### [REQUIRED TASK]
Copy out every line of the material below word for word.

[Records in a dataset]

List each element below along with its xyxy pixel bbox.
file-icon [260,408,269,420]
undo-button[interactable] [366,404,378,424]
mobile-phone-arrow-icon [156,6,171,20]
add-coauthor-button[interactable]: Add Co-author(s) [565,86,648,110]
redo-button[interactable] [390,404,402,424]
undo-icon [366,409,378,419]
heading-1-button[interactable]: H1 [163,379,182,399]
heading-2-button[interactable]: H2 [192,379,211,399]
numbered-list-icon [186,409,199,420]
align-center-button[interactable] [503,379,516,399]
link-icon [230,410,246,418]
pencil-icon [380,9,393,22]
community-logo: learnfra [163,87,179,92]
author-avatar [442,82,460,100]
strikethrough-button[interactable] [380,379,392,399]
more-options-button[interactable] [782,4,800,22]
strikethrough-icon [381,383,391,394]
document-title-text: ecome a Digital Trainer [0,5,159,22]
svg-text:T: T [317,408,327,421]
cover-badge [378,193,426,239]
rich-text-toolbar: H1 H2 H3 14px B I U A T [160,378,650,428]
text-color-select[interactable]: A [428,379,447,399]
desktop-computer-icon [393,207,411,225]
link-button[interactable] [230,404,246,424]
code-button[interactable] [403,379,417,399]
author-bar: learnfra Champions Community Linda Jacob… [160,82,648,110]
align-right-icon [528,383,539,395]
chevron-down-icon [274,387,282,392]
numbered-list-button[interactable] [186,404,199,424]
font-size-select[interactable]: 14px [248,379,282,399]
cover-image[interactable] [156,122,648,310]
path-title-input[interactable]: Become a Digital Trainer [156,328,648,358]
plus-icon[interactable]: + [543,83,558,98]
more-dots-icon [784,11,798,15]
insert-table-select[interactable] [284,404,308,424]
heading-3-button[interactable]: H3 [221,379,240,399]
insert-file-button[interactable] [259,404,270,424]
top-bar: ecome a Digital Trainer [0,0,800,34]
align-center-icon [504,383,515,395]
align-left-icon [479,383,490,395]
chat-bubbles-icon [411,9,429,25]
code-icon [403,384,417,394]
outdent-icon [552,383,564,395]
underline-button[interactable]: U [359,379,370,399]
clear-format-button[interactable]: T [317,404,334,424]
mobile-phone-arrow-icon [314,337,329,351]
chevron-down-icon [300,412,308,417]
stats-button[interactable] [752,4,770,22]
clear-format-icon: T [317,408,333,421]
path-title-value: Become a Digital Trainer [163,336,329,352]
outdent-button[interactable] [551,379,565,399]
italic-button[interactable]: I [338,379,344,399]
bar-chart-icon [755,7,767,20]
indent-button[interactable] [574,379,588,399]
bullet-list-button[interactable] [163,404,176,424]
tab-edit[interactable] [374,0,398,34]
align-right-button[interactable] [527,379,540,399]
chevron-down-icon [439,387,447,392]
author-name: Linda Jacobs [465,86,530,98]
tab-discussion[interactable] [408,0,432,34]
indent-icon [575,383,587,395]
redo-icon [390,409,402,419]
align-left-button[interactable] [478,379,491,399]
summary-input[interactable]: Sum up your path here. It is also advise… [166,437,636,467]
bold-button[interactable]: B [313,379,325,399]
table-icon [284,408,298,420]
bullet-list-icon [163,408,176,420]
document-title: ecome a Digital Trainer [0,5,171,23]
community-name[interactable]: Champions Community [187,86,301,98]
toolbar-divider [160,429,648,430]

### [WRITTEN REPLY]
List each element below along with its xyxy pixel bbox.
file-icon [260,408,269,420]
undo-button[interactable] [366,404,378,424]
mobile-phone-arrow-icon [156,6,171,20]
add-coauthor-button[interactable]: Add Co-author(s) [565,86,648,110]
redo-button[interactable] [390,404,402,424]
undo-icon [366,409,378,419]
heading-1-button[interactable]: H1 [163,379,182,399]
heading-2-button[interactable]: H2 [192,379,211,399]
numbered-list-icon [186,409,199,420]
align-center-button[interactable] [503,379,516,399]
link-icon [230,410,246,418]
pencil-icon [380,9,393,22]
community-logo: learnfra [163,87,179,92]
author-avatar [442,82,460,100]
strikethrough-button[interactable] [380,379,392,399]
more-options-button[interactable] [782,4,800,22]
strikethrough-icon [381,383,391,394]
document-title-text: ecome a Digital Trainer [0,5,159,22]
svg-text:T: T [317,408,327,421]
cover-badge [378,193,426,239]
rich-text-toolbar: H1 H2 H3 14px B I U A T [160,378,650,428]
text-color-select[interactable]: A [428,379,447,399]
desktop-computer-icon [393,207,411,225]
link-button[interactable] [230,404,246,424]
code-button[interactable] [403,379,417,399]
author-bar: learnfra Champions Community Linda Jacob… [160,82,648,110]
align-right-icon [528,383,539,395]
chevron-down-icon [274,387,282,392]
numbered-list-button[interactable] [186,404,199,424]
font-size-select[interactable]: 14px [248,379,282,399]
cover-image[interactable] [156,122,648,310]
path-title-input[interactable]: Become a Digital Trainer [156,328,648,358]
plus-icon[interactable]: + [543,83,558,98]
more-dots-icon [784,11,798,15]
insert-table-select[interactable] [284,404,308,424]
heading-3-button[interactable]: H3 [221,379,240,399]
insert-file-button[interactable] [259,404,270,424]
top-bar: ecome a Digital Trainer [0,0,800,34]
align-center-icon [504,383,515,395]
align-left-icon [479,383,490,395]
chat-bubbles-icon [411,9,429,25]
code-icon [403,384,417,394]
outdent-icon [552,383,564,395]
underline-button[interactable]: U [359,379,370,399]
clear-format-button[interactable]: T [317,404,334,424]
mobile-phone-arrow-icon [314,337,329,351]
chevron-down-icon [300,412,308,417]
stats-button[interactable] [752,4,770,22]
clear-format-icon: T [317,408,333,421]
path-title-value: Become a Digital Trainer [163,336,329,352]
outdent-button[interactable] [551,379,565,399]
italic-button[interactable]: I [338,379,344,399]
bar-chart-icon [755,7,767,20]
indent-button[interactable] [574,379,588,399]
bullet-list-button[interactable] [163,404,176,424]
tab-edit[interactable] [374,0,398,34]
align-right-button[interactable] [527,379,540,399]
chevron-down-icon [439,387,447,392]
author-name: Linda Jacobs [465,86,530,98]
tab-discussion[interactable] [408,0,432,34]
indent-icon [575,383,587,395]
redo-icon [390,409,402,419]
align-left-button[interactable] [478,379,491,399]
summary-input[interactable]: Sum up your path here. It is also advise… [166,437,636,467]
bold-button[interactable]: B [313,379,325,399]
table-icon [284,408,298,420]
bullet-list-icon [163,408,176,420]
document-title: ecome a Digital Trainer [0,5,171,23]
community-name[interactable]: Champions Community [187,86,301,98]
toolbar-divider [160,429,648,430]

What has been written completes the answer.